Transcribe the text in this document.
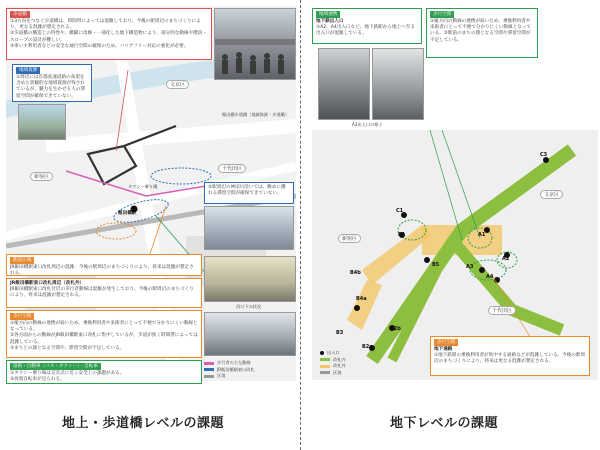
歩道橋
①3方向をつなぐ歩道橋は、時間帯によっては混雑しており、今後の駅周辺のまちづくりにより、更なる混雑が想定される。
②歩道橋の構造上の特性や、橋脚に改修・一部化した地下構造物により、部分的な動線や階段・スロープの設計が難しい。
③車いす利用者などの安全な通行空間の確保のため、バリアフリー対応の強化が必要。
飯田橋歩道橋（地域資源・歩道橋）
地域資源
①周辺には首都高速道路の高架を含めた景観的な地域資源が残されているが、魅力を生かせる人の滞留空間が確保できていない。
⑤駅周辺の神田川沿いでは、眺めに優れる滞留空間が確保できていない。
文京区
新宿区
千代田区
タクシー乗り場
飯田橋駅
駅前広場
JR飯田橋駅東口改札周辺の混雑：今後の駅周辺のまちづくりにより、将来は混雑が想定される。
JR飯田橋駅東口改札周辺（改札外）
JR飯田橋駅東口改札付近の歩行者動線は混雑が発生しており、今後の駅周辺のまちづくりにより、将来は混雑が想定される。
歩行空間
①縦方向の動線の連携が弱いため、乗換利用者や来街者にとって不便で分かりにくい動線となっている。
②各方面からの動線がJR飯田橋駅東口改札に集中しているが、歩道が狭く時間帯によっては混雑している。
③まちとの顔となる空間や、滞留空間が不足している。
道路・自動車（バス・タクシー）・自転車
①タクシー乗り場は交差点に近く安全上の課題がある。
②放置自転車が見られる。
西口下の状況
歩行者の主な動線
JR飯田橋駅東口改札
区境
地上・歩道橋レベルの課題
地域連携
地下鉄出入口
①A2、A4出入口など、地下鉄駅から地上へ至る出入口が混雑している。
歩行空間
①縦方向の動線の連携が弱いため、乗換利用者や来街者にとって不便で分かりにくい動線となっている。②駅前のまちの顔となる空間や滞留空間が不足している。
A2出入口の様子
文京区
新宿区
千代田区
C1
C3
B1
B2a
B2b
B3
B4a
B4b
B5
A1
A2
A3
A4
歩行空間
地下通路
①地下鉄間の乗換利用者が集中する通路などが混雑している。今後の駅周辺のまちづくりにより、将来は更なる混雑が想定される。
出入口
改札内
改札外
区境
地下レベルの課題
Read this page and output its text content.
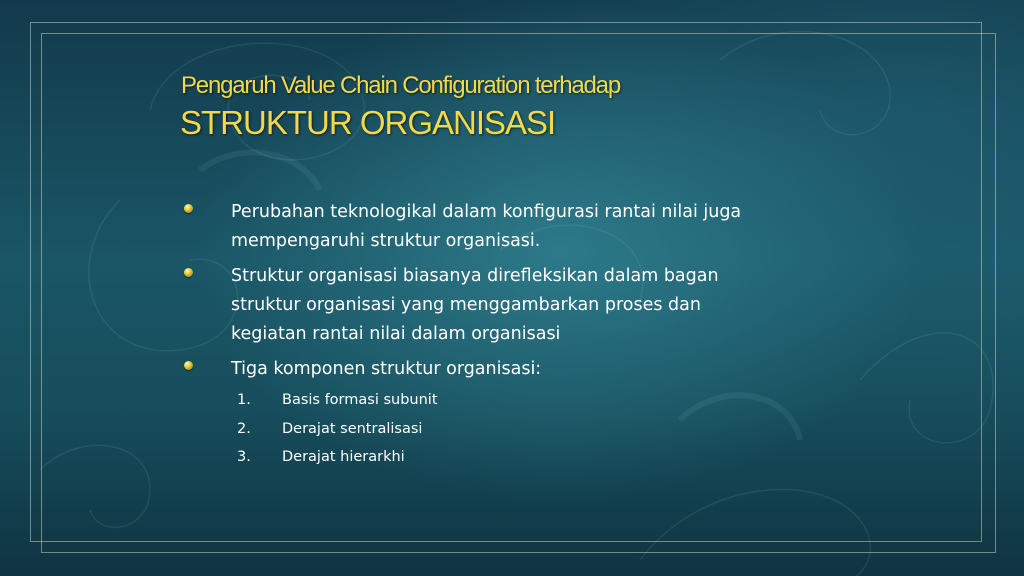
Pengaruh Value Chain Configuration terhadap
STRUKTUR ORGANISASI
Perubahan teknologikal dalam konfigurasi rantai nilai juga
mempengaruhi struktur organisasi.
Struktur organisasi biasanya direfleksikan dalam bagan
struktur organisasi yang menggambarkan proses dan
kegiatan rantai nilai dalam organisasi
Tiga komponen struktur organisasi:
1. Basis formasi subunit
2. Derajat sentralisasi
3. Derajat hierarkhi
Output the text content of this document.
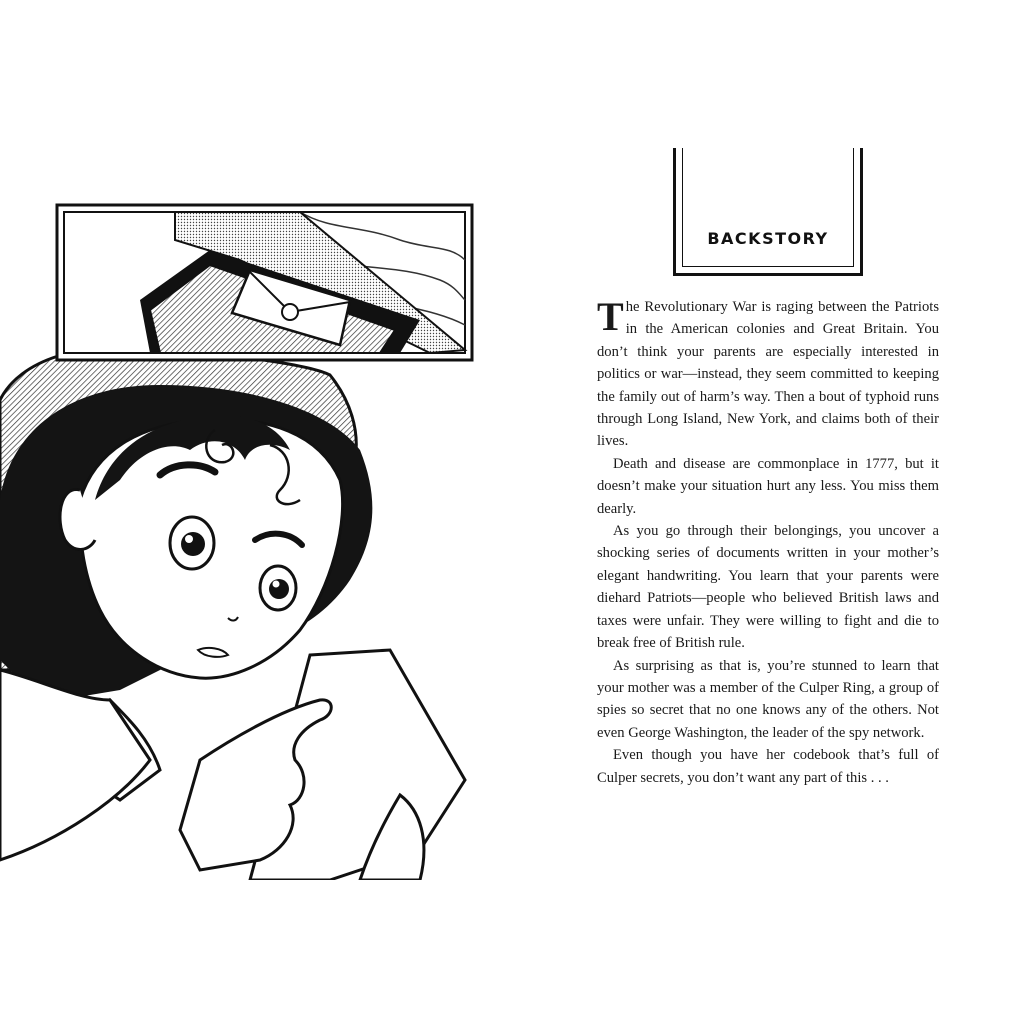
BACKSTORY

The Revolutionary War is raging between the Patriots in the American colonies and Great Britain. You don’t think your parents are especially interested in politics or war—instead, they seem committed to keeping the family out of harm’s way. Then a bout of typhoid runs through Long Island, New York, and claims both of their lives.

Death and disease are commonplace in 1777, but it doesn’t make your situation hurt any less. You miss them dearly.

As you go through their belongings, you uncover a shocking series of documents written in your mother’s elegant handwriting. You learn that your parents were diehard Patriots—people who believed British laws and taxes were unfair. They were willing to fight and die to break free of British rule.

As surprising as that is, you’re stunned to learn that your mother was a member of the Culper Ring, a group of spies so secret that no one knows any of the others. Not even George Washington, the leader of the spy network.

Even though you have her codebook that’s full of Culper secrets, you don’t want any part of this . . .
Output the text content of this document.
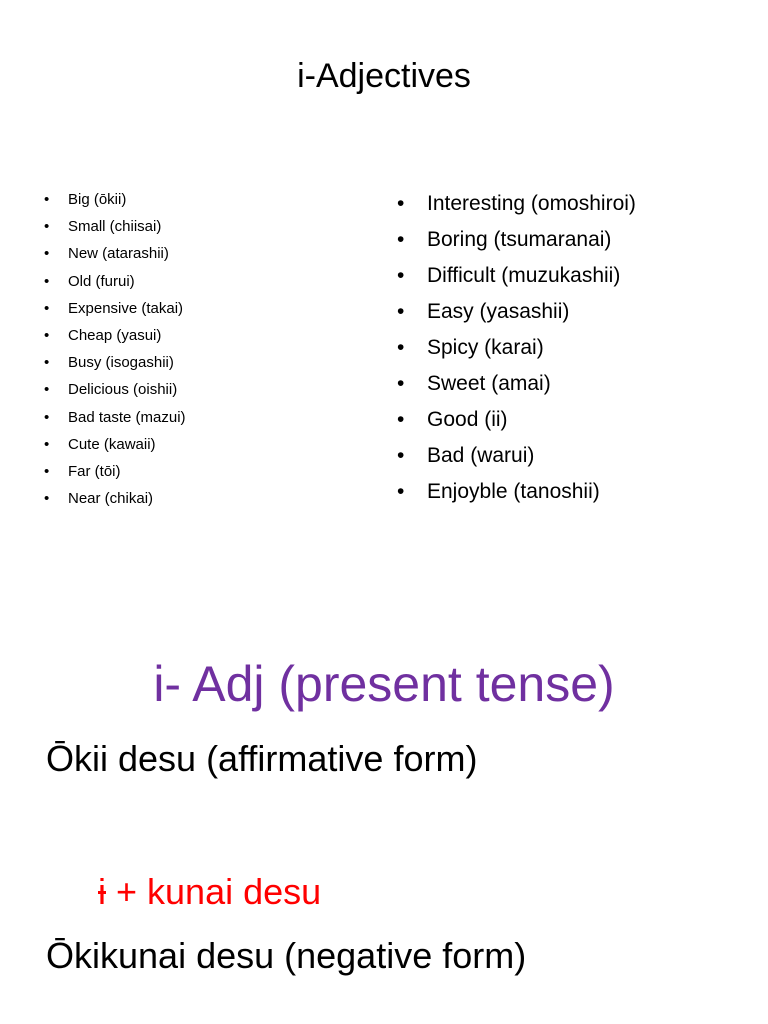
i-Adjectives
• Big (ōkii)
• Small (chiisai)
• New (atarashii)
• Old (furui)
• Expensive (takai)
• Cheap (yasui)
• Busy (isogashii)
• Delicious (oishii)
• Bad taste (mazui)
• Cute (kawaii)
• Far (tōi)
• Near (chikai)
• Interesting (omoshiroi)
• Boring (tsumaranai)
• Difficult (muzukashii)
• Easy (yasashii)
• Spicy (karai)
• Sweet (amai)
• Good (ii)
• Bad (warui)
• Enjoyble (tanoshii)
i- Adj (present tense)
Ōkii desu (affirmative form)
i + kunai desu
Ōkikunai desu (negative form)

* _What to produce_
In the lines above, find each one with "rantai" and list it.

* _Full solution_
Perubahan teknologikal dalam konfigurasi rantai nilai juga
kegiatan rantai nilai dalam organisasi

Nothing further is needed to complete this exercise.